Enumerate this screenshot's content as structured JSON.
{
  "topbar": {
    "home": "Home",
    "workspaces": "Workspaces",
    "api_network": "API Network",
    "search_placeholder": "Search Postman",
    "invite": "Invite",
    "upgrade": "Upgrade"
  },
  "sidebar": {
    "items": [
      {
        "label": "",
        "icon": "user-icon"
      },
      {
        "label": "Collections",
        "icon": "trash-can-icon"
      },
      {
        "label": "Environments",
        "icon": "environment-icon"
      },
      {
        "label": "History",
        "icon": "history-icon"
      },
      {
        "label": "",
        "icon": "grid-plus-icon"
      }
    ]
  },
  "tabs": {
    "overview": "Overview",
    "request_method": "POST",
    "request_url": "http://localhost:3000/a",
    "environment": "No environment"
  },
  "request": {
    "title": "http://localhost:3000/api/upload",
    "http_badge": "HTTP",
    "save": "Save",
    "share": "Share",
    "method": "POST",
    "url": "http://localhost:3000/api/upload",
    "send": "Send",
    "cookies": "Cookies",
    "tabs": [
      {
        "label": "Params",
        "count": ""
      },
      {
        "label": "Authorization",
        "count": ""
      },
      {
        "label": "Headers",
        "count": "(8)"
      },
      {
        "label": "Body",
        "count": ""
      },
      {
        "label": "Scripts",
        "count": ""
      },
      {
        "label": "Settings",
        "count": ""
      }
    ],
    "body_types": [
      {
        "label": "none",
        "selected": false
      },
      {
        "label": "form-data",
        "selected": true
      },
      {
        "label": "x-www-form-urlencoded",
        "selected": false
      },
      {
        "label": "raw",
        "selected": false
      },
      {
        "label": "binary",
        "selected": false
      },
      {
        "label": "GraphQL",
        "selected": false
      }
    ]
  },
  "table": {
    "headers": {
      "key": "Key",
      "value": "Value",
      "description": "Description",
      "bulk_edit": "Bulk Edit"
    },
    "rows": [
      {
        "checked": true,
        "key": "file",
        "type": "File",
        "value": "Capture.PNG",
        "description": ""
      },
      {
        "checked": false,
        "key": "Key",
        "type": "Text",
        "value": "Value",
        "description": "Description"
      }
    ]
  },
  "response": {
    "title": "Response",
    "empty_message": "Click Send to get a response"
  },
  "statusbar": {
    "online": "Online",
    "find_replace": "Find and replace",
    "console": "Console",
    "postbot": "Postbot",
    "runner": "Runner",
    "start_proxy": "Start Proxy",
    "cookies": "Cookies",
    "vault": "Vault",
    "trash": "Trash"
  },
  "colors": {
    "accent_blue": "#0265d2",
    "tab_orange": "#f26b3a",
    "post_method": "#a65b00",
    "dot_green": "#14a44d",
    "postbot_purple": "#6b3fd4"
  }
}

• TASK STATEMENT
Review the preceding data and report every line that includes the string "value".

• EXERCISE SOLUTION
      "value": "Value",
        "value": "Capture.PNG",
        "value": "Value",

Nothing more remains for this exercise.